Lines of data
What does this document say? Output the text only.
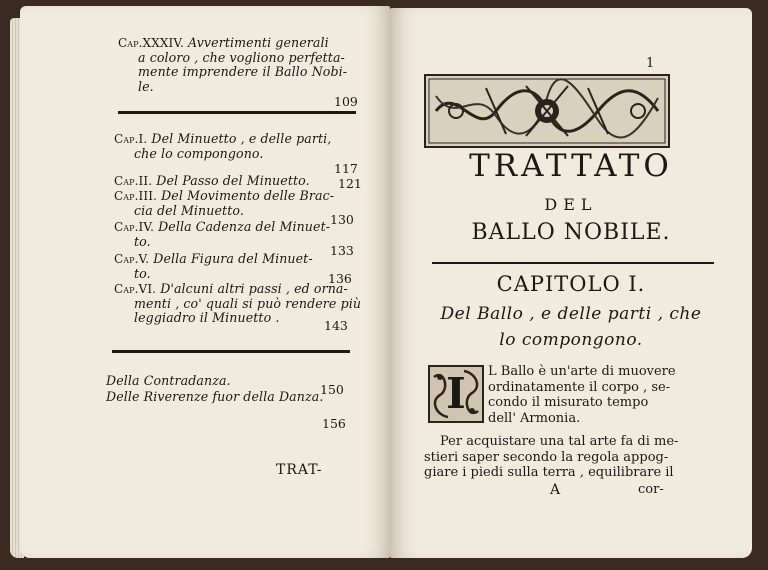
Cap.XXXIV. Avvertimenti generali
a coloro , che vogliono perfetta-
mente imprendere il Ballo Nobi-
le.
109
Cap.I. Del Minuetto , e delle parti,
che lo compongono.
117
Cap.II. Del Passo del Minuetto.	121
Cap.III. Del Movimento delle Brac-
cia del Minuetto.
130
Cap.IV. Della Cadenza del Minuet-
to.
133
Cap.V. Della Figura del Minuet-
to.	136
Cap.VI. D'alcuni altri passi , ed orna-
menti , co' quali si può rendere più
leggiadro il Minuetto .
143
Della Contradanza.
150
Delle Riverenze fuor della Danza.
156
TRAT-
1
TRATTATO
DEL
BALLO NOBILE.
CAPITOLO I.
Del Ballo , e delle parti , che
lo compongono.
I	L Ballo è un'arte di muovere
ordinatamente il corpo , se-
condo il misurato tempo
dell' Armonia.
Per acquistare una tal arte fa di me-
stieri saper secondo la regola appog-
giare i piedi sulla terra , equilibrare il
A	cor-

(Given problem): Search the material above for "Minuetto". Pull out each line where it shows up.

(Finished exercise):
Cap.I. Del Minuetto , e delle parti,
Cap.II. Del Passo del Minuetto.	121
cia del Minuetto.
leggiadro il Minuetto .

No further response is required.